Objective: Restate the records below word for word.

--- Start Records ---

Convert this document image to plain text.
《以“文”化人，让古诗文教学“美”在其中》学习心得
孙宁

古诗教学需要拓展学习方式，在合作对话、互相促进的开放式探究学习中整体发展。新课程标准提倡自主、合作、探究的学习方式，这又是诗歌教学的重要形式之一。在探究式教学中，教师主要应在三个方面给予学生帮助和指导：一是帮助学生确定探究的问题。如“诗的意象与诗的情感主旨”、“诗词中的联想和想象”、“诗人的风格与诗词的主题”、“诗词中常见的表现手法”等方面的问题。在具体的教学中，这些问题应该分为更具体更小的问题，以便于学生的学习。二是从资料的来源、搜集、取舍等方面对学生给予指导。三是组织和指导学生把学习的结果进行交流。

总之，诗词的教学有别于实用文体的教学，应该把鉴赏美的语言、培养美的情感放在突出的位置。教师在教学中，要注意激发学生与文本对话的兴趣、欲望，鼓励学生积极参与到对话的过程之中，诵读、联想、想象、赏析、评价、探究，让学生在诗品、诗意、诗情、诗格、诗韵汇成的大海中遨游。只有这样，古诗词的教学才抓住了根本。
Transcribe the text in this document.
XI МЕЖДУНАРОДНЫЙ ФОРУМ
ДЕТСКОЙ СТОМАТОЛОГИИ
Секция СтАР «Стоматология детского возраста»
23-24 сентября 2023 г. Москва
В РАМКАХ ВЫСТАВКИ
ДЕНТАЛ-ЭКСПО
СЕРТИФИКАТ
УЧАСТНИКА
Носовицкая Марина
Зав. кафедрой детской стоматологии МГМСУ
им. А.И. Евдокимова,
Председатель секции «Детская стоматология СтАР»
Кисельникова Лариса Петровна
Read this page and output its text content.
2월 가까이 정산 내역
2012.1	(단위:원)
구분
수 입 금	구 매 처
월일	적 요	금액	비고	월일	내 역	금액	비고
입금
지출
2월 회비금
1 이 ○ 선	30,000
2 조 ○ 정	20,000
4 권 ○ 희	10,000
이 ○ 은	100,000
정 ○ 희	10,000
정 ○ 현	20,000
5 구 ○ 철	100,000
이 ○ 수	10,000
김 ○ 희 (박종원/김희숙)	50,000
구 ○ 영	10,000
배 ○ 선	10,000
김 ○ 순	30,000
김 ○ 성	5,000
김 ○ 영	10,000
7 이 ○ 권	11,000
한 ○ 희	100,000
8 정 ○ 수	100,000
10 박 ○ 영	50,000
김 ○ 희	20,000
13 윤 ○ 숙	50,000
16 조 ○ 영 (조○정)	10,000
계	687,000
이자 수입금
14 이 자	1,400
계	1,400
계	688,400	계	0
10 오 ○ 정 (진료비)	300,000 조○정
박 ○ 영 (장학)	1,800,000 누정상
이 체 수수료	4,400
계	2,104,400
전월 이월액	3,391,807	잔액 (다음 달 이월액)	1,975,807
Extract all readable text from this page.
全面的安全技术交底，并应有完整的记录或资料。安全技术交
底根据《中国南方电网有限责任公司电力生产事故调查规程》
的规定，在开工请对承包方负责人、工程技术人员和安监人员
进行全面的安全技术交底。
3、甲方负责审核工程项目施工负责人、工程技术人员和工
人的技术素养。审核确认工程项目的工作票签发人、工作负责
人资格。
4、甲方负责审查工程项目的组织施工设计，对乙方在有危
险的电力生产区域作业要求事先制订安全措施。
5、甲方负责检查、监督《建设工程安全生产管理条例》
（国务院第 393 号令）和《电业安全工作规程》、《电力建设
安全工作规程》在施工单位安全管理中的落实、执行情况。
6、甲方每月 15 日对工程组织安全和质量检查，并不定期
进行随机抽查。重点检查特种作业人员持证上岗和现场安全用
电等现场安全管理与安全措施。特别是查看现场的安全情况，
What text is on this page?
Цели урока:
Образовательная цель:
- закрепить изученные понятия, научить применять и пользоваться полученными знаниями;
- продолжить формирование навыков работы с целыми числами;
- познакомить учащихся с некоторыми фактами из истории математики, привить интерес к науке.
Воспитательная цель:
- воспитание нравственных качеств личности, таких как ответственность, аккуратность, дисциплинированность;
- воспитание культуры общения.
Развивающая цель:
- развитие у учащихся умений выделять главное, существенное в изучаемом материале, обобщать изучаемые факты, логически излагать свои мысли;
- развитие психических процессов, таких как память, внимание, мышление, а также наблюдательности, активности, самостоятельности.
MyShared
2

--- End Records ---

Problem solution:
Convert this document image to plain text.
《以“文”化人，让古诗文教学“美”在其中》学习心得
孙宁

古诗教学需要拓展学习方式，在合作对话、互相促进的开放式探究学习中整体发展。新课程标准提倡自主、合作、探究的学习方式，这又是诗歌教学的重要形式之一。在探究式教学中，教师主要应在三个方面给予学生帮助和指导：一是帮助学生确定探究的问题。如“诗的意象与诗的情感主旨”、“诗词中的联想和想象”、“诗人的风格与诗词的主题”、“诗词中常见的表现手法”等方面的问题。在具体的教学中，这些问题应该分为更具体更小的问题，以便于学生的学习。二是从资料的来源、搜集、取舍等方面对学生给予指导。三是组织和指导学生把学习的结果进行交流。

总之，诗词的教学有别于实用文体的教学，应该把鉴赏美的语言、培养美的情感放在突出的位置。教师在教学中，要注意激发学生与文本对话的兴趣、欲望，鼓励学生积极参与到对话的过程之中，诵读、联想、想象、赏析、评价、探究，让学生在诗品、诗意、诗情、诗格、诗韵汇成的大海中遨游。只有这样，古诗词的教学才抓住了根本。
Transcribe the text in this document.
XI МЕЖДУНАРОДНЫЙ ФОРУМ
ДЕТСКОЙ СТОМАТОЛОГИИ
Секция СтАР «Стоматология детского возраста»
23-24 сентября 2023 г. Москва
В РАМКАХ ВЫСТАВКИ
ДЕНТАЛ-ЭКСПО
СЕРТИФИКАТ
УЧАСТНИКА
Носовицкая Марина
Зав. кафедрой детской стоматологии МГМСУ
им. А.И. Евдокимова,
Председатель секции «Детская стоматология СтАР»
Кисельникова Лариса Петровна
Read this page and output its text content.
2월 가까이 정산 내역
2012.1	(단위:원)
구분
수 입 금	구 매 처
월일	적 요	금액	비고	월일	내 역	금액	비고
입금
지출
2월 회비금
1 이 ○ 선	30,000
2 조 ○ 정	20,000
4 권 ○ 희	10,000
이 ○ 은	100,000
정 ○ 희	10,000
정 ○ 현	20,000
5 구 ○ 철	100,000
이 ○ 수	10,000
김 ○ 희 (박종원/김희숙)	50,000
구 ○ 영	10,000
배 ○ 선	10,000
김 ○ 순	30,000
김 ○ 성	5,000
김 ○ 영	10,000
7 이 ○ 권	11,000
한 ○ 희	100,000
8 정 ○ 수	100,000
10 박 ○ 영	50,000
김 ○ 희	20,000
13 윤 ○ 숙	50,000
16 조 ○ 영 (조○정)	10,000
계	687,000
이자 수입금
14 이 자	1,400
계	1,400
계	688,400	계	0
10 오 ○ 정 (진료비)	300,000 조○정
박 ○ 영 (장학)	1,800,000 누정상
이 체 수수료	4,400
계	2,104,400
전월 이월액	3,391,807	잔액 (다음 달 이월액)	1,975,807
Extract all readable text from this page.
全面的安全技术交底，并应有完整的记录或资料。安全技术交
底根据《中国南方电网有限责任公司电力生产事故调查规程》
的规定，在开工请对承包方负责人、工程技术人员和安监人员
进行全面的安全技术交底。
3、甲方负责审核工程项目施工负责人、工程技术人员和工
人的技术素养。审核确认工程项目的工作票签发人、工作负责
人资格。
4、甲方负责审查工程项目的组织施工设计，对乙方在有危
险的电力生产区域作业要求事先制订安全措施。
5、甲方负责检查、监督《建设工程安全生产管理条例》
（国务院第 393 号令）和《电业安全工作规程》、《电力建设
安全工作规程》在施工单位安全管理中的落实、执行情况。
6、甲方每月 15 日对工程组织安全和质量检查，并不定期
进行随机抽查。重点检查特种作业人员持证上岗和现场安全用
电等现场安全管理与安全措施。特别是查看现场的安全情况，
What text is on this page?
Цели урока:
Образовательная цель:
- закрепить изученные понятия, научить применять и пользоваться полученными знаниями;
- продолжить формирование навыков работы с целыми числами;
- познакомить учащихся с некоторыми фактами из истории математики, привить интерес к науке.
Воспитательная цель:
- воспитание нравственных качеств личности, таких как ответственность, аккуратность, дисциплинированность;
- воспитание культуры общения.
Развивающая цель:
- развитие у учащихся умений выделять главное, существенное в изучаемом материале, обобщать изучаемые факты, логически излагать свои мысли;
- развитие психических процессов, таких как память, внимание, мышление, а также наблюдательности, активности, самостоятельности.
MyShared
2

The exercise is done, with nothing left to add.